**Given instruction:** The records below are made of lines; count those holding the word "works" and give the number only.

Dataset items
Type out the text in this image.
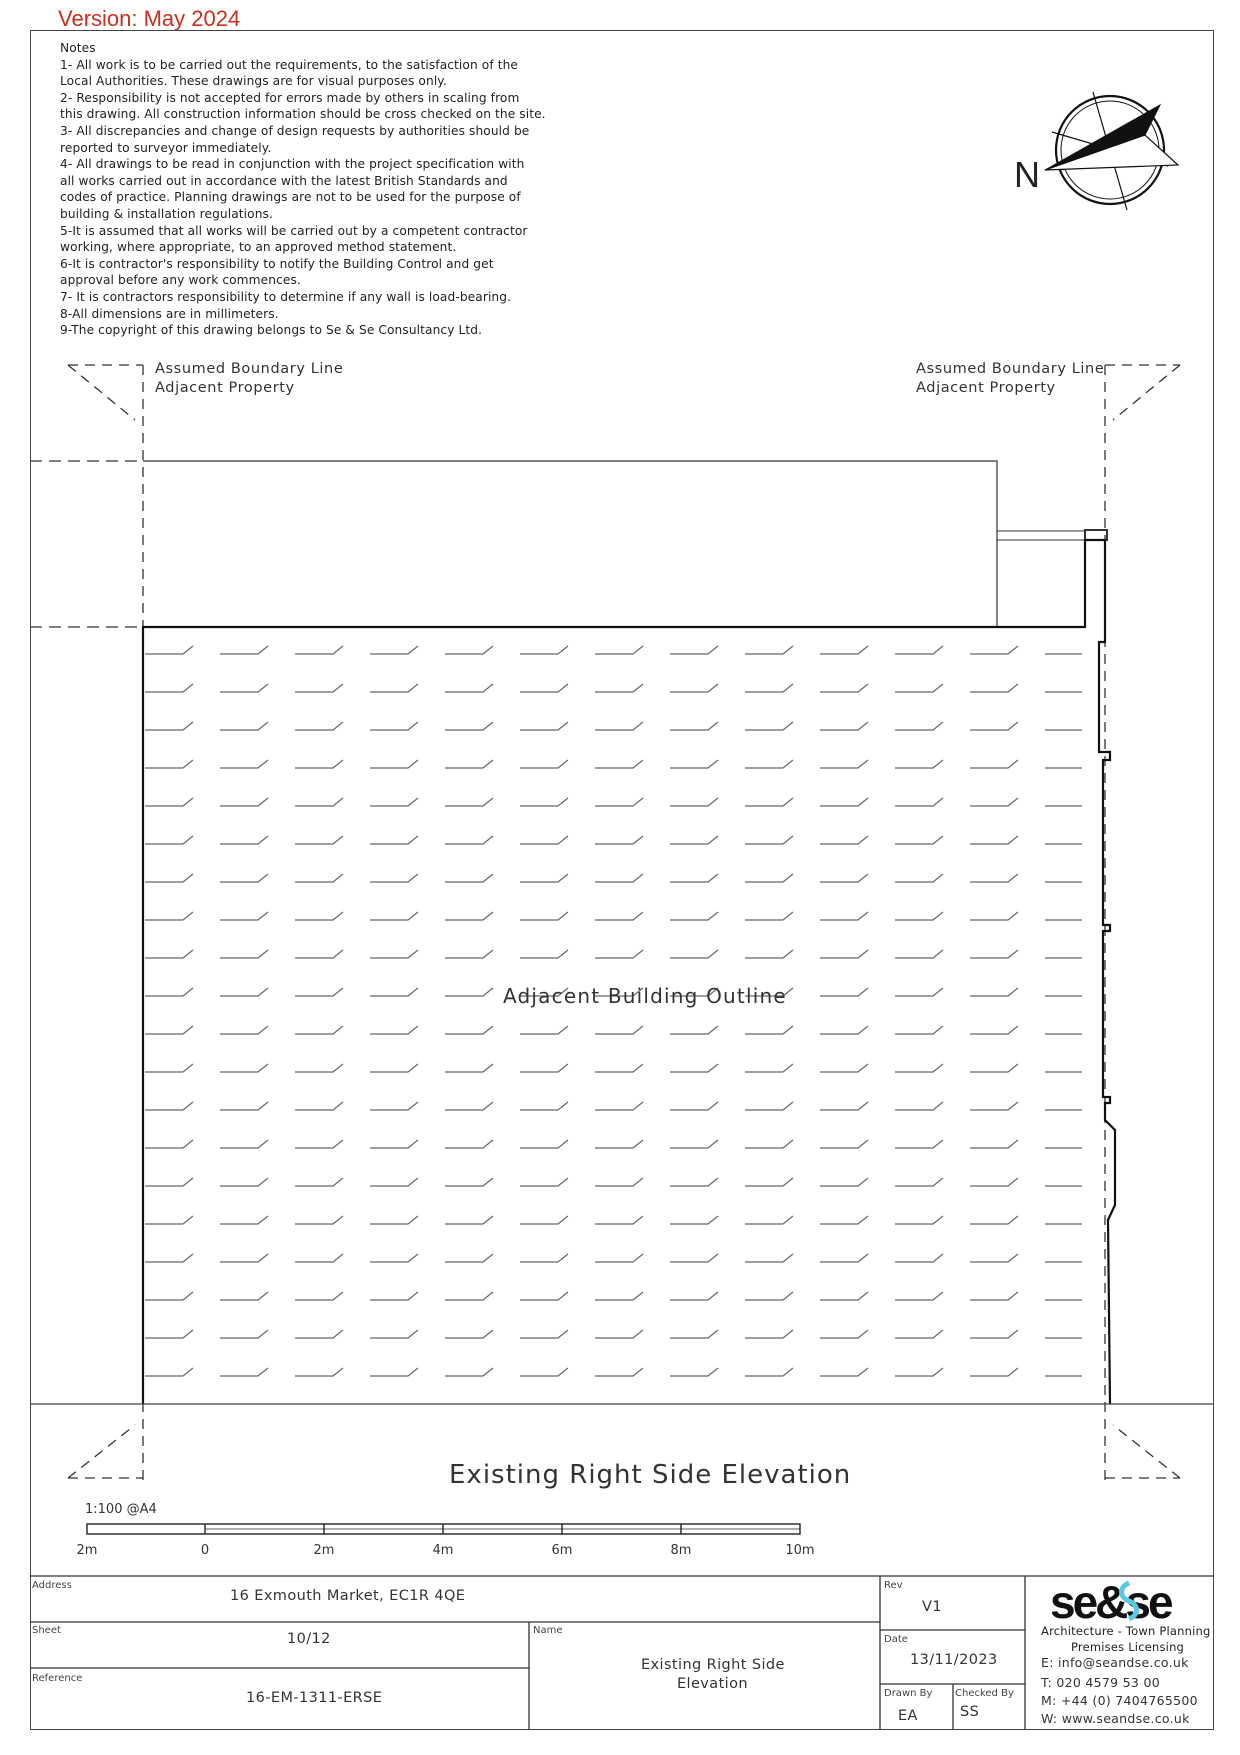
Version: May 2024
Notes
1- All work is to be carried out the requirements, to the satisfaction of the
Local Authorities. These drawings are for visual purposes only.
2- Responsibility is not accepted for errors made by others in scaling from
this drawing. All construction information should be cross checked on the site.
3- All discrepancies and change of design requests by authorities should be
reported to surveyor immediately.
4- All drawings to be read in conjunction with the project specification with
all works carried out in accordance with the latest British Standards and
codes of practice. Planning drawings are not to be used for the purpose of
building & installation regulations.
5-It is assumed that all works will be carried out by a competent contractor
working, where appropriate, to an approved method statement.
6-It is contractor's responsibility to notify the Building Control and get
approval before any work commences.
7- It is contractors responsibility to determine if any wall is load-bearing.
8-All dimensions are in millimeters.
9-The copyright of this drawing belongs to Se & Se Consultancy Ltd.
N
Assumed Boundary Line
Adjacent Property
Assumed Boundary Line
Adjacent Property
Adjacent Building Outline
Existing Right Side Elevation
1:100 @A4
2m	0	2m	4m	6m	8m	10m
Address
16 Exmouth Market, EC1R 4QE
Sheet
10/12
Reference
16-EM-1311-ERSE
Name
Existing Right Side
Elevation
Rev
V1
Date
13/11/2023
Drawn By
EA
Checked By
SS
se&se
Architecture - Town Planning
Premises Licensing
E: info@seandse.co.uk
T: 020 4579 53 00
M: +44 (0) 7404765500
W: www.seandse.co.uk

**Response for this exercise:** 2